** Start **

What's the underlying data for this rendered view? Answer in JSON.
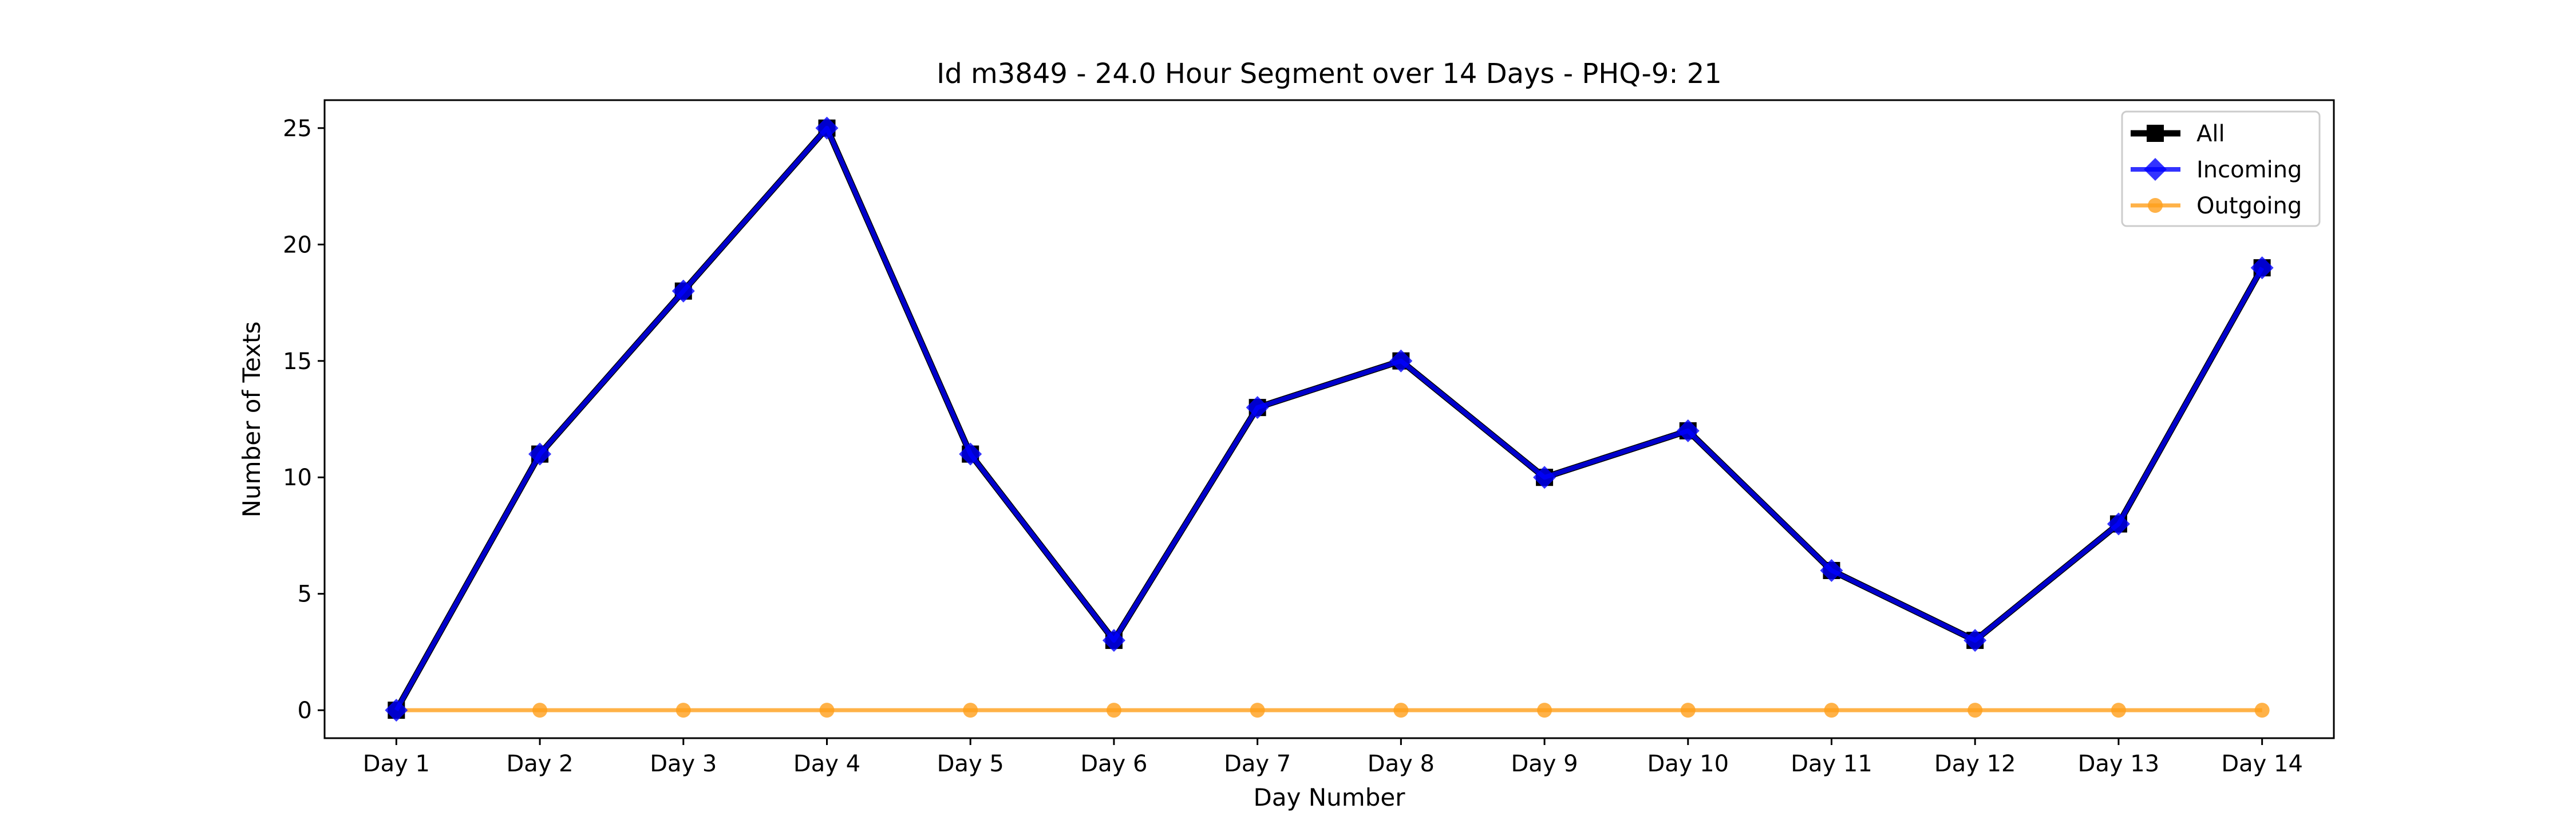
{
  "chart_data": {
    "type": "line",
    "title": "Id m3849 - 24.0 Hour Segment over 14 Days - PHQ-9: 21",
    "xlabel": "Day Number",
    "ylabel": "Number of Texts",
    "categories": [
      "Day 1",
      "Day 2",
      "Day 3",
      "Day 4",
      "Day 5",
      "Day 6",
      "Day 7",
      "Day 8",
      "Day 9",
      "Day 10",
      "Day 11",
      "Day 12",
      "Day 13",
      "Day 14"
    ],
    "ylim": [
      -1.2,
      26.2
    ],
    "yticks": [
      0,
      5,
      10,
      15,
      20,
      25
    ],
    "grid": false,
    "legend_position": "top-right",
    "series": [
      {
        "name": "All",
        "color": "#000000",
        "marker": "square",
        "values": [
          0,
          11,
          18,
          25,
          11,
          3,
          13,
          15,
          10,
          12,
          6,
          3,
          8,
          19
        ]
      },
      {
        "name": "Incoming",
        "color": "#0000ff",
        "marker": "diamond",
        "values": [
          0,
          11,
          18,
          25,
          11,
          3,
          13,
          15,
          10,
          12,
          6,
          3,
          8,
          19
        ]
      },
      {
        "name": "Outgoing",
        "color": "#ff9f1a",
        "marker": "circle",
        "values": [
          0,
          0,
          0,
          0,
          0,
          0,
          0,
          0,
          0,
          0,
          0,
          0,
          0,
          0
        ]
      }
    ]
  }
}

** End **

Exercise: Leave out the pictures and copy every record above exactly.

Response:
What's the underlying data for this rendered view? Answer in JSON.
{
  "chart_data": {
    "type": "line",
    "title": "Id m3849 - 24.0 Hour Segment over 14 Days - PHQ-9: 21",
    "xlabel": "Day Number",
    "ylabel": "Number of Texts",
    "categories": [
      "Day 1",
      "Day 2",
      "Day 3",
      "Day 4",
      "Day 5",
      "Day 6",
      "Day 7",
      "Day 8",
      "Day 9",
      "Day 10",
      "Day 11",
      "Day 12",
      "Day 13",
      "Day 14"
    ],
    "ylim": [
      -1.2,
      26.2
    ],
    "yticks": [
      0,
      5,
      10,
      15,
      20,
      25
    ],
    "grid": false,
    "legend_position": "top-right",
    "series": [
      {
        "name": "All",
        "color": "#000000",
        "marker": "square",
        "values": [
          0,
          11,
          18,
          25,
          11,
          3,
          13,
          15,
          10,
          12,
          6,
          3,
          8,
          19
        ]
      },
      {
        "name": "Incoming",
        "color": "#0000ff",
        "marker": "diamond",
        "values": [
          0,
          11,
          18,
          25,
          11,
          3,
          13,
          15,
          10,
          12,
          6,
          3,
          8,
          19
        ]
      },
      {
        "name": "Outgoing",
        "color": "#ff9f1a",
        "marker": "circle",
        "values": [
          0,
          0,
          0,
          0,
          0,
          0,
          0,
          0,
          0,
          0,
          0,
          0,
          0,
          0
        ]
      }
    ]
  }
}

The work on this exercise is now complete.